STATED GOAL: Extract the complete data exactly as given.

EXTRACTED ENTRIES:
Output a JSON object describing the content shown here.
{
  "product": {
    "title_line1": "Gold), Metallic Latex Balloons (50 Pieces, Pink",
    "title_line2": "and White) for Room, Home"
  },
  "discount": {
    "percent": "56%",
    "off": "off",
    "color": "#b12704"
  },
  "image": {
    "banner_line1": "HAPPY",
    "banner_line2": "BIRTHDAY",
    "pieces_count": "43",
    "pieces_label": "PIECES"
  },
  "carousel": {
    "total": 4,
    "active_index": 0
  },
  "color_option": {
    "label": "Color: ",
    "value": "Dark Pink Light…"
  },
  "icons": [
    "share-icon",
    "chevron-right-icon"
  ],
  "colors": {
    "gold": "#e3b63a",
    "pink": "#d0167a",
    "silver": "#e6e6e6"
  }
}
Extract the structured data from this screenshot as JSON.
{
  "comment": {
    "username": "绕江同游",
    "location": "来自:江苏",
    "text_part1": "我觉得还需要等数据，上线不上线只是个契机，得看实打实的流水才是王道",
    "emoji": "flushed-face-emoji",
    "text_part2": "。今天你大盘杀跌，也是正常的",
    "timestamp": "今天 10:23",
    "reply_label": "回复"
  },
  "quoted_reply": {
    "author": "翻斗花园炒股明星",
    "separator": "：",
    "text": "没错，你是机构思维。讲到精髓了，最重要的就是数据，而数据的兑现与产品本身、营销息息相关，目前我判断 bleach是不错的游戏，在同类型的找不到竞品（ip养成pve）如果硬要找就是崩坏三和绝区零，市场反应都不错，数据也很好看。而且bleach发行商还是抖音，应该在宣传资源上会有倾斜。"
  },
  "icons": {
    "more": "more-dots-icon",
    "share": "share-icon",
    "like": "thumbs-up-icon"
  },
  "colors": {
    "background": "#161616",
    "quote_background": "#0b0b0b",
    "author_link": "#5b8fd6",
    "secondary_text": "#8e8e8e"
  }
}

TASK OUTPUT:
Output a JSON object describing the content shown here.
{
  "product": {
    "title_line1": "Gold), Metallic Latex Balloons (50 Pieces, Pink",
    "title_line2": "and White) for Room, Home"
  },
  "discount": {
    "percent": "56%",
    "off": "off",
    "color": "#b12704"
  },
  "image": {
    "banner_line1": "HAPPY",
    "banner_line2": "BIRTHDAY",
    "pieces_count": "43",
    "pieces_label": "PIECES"
  },
  "carousel": {
    "total": 4,
    "active_index": 0
  },
  "color_option": {
    "label": "Color: ",
    "value": "Dark Pink Light…"
  },
  "icons": [
    "share-icon",
    "chevron-right-icon"
  ],
  "colors": {
    "gold": "#e3b63a",
    "pink": "#d0167a",
    "silver": "#e6e6e6"
  }
}
Extract the structured data from this screenshot as JSON.
{
  "comment": {
    "username": "绕江同游",
    "location": "来自:江苏",
    "text_part1": "我觉得还需要等数据，上线不上线只是个契机，得看实打实的流水才是王道",
    "emoji": "flushed-face-emoji",
    "text_part2": "。今天你大盘杀跌，也是正常的",
    "timestamp": "今天 10:23",
    "reply_label": "回复"
  },
  "quoted_reply": {
    "author": "翻斗花园炒股明星",
    "separator": "：",
    "text": "没错，你是机构思维。讲到精髓了，最重要的就是数据，而数据的兑现与产品本身、营销息息相关，目前我判断 bleach是不错的游戏，在同类型的找不到竞品（ip养成pve）如果硬要找就是崩坏三和绝区零，市场反应都不错，数据也很好看。而且bleach发行商还是抖音，应该在宣传资源上会有倾斜。"
  },
  "icons": {
    "more": "more-dots-icon",
    "share": "share-icon",
    "like": "thumbs-up-icon"
  },
  "colors": {
    "background": "#161616",
    "quote_background": "#0b0b0b",
    "author_link": "#5b8fd6",
    "secondary_text": "#8e8e8e"
  }
}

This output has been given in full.